Task to carry out
Search the material for the word "your" and copy each line that holds it.

_ _ _ _

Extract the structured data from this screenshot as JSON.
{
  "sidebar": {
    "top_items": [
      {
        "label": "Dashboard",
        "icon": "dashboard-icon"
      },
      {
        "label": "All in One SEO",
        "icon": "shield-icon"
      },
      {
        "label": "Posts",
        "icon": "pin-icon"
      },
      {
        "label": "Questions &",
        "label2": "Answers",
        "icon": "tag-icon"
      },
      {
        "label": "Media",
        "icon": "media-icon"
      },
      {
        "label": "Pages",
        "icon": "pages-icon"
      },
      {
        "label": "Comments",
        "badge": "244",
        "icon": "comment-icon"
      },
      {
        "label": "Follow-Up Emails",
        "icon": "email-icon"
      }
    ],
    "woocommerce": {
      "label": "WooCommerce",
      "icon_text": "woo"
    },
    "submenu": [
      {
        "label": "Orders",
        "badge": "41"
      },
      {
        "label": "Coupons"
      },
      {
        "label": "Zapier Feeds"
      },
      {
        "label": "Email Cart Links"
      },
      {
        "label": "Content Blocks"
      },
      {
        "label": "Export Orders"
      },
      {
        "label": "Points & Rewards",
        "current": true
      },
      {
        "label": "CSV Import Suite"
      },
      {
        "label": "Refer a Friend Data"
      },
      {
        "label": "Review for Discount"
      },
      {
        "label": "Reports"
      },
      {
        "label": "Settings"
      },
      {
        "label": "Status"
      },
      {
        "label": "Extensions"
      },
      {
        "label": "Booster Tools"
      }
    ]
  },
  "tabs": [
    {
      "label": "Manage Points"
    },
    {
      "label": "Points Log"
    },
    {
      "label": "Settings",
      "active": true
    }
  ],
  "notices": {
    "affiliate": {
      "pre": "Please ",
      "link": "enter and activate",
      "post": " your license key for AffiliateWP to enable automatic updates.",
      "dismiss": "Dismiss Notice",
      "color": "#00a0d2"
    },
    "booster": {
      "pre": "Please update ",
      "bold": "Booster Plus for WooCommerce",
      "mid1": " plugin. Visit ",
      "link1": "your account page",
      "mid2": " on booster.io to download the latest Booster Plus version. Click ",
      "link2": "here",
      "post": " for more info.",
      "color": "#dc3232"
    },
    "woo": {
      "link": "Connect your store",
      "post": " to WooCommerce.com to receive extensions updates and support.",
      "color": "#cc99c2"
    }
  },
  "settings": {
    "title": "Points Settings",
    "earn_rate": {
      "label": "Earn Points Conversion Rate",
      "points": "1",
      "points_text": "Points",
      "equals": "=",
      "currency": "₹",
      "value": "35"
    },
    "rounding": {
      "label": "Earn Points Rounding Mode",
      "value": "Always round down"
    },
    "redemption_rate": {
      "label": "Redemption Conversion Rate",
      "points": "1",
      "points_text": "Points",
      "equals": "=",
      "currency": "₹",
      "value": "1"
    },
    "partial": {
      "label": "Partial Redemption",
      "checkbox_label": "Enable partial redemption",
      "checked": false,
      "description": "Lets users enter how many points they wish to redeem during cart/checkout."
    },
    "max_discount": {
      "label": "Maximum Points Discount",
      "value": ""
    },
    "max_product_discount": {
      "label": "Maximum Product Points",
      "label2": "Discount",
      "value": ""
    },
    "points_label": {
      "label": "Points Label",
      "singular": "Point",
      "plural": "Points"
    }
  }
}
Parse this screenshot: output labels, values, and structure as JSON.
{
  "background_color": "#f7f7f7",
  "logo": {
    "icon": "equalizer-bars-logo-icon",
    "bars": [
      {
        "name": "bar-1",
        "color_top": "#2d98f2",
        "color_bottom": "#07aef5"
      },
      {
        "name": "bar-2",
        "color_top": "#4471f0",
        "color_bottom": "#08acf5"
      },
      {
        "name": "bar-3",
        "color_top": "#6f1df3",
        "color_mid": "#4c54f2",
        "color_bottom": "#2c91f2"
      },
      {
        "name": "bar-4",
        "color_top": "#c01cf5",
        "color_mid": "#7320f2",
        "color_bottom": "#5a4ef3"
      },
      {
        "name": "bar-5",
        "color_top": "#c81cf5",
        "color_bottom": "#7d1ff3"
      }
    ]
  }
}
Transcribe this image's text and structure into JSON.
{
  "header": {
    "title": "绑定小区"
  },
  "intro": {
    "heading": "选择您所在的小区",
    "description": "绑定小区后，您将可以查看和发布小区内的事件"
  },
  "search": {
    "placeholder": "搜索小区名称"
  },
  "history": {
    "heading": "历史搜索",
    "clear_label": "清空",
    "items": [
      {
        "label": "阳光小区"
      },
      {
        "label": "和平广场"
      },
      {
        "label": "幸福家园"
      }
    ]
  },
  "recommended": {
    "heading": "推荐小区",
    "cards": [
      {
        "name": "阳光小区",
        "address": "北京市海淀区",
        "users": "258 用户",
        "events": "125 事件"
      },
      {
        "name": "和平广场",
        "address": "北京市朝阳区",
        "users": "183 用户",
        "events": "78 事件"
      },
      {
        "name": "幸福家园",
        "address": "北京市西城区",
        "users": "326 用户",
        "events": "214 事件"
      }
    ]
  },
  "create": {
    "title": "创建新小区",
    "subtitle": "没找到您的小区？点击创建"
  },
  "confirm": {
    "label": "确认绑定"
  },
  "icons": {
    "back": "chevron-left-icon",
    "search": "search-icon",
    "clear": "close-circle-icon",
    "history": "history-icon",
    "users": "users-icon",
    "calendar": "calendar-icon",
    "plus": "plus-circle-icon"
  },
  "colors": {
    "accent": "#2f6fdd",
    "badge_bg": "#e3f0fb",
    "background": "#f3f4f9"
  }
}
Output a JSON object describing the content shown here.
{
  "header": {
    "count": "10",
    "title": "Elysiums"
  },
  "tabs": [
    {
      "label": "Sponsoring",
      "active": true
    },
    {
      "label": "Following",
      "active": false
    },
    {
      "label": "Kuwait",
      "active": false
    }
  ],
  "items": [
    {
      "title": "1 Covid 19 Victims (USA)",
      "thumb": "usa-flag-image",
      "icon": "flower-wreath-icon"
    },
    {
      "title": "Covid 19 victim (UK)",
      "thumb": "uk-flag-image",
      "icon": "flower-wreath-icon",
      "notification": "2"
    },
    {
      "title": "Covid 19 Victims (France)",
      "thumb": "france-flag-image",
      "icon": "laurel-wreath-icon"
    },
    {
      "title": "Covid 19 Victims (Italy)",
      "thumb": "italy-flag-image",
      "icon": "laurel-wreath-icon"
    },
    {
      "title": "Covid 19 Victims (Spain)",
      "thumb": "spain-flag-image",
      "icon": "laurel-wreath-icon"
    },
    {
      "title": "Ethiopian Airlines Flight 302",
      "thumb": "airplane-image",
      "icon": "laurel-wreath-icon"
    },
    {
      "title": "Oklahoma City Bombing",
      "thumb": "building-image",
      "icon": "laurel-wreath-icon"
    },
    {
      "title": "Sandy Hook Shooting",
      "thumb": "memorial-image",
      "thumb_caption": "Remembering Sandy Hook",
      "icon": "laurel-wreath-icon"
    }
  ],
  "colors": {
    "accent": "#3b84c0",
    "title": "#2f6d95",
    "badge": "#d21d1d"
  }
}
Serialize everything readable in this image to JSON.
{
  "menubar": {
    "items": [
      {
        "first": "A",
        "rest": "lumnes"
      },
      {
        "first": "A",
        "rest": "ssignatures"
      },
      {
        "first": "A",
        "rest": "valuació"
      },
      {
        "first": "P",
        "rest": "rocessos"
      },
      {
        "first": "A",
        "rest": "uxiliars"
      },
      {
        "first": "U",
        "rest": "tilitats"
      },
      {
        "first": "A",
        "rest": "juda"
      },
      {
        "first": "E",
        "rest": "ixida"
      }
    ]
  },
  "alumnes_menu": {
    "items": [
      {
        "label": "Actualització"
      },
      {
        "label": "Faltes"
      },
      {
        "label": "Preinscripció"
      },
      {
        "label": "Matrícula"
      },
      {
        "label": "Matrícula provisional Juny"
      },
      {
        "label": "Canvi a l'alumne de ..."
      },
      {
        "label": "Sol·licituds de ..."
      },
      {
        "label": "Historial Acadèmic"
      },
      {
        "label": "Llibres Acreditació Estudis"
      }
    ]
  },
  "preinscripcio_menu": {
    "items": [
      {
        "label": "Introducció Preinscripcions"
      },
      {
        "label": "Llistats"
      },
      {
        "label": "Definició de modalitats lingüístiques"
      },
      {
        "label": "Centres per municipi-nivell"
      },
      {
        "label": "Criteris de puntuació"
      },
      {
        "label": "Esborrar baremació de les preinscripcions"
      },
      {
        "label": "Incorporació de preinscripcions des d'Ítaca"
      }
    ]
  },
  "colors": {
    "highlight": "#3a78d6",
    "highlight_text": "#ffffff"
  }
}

_ _ _ _

Exercise result
      "post": " your license key for AffiliateWP to enable automatic updates.",
      "link1": "your account page",
      "link": "Connect your store",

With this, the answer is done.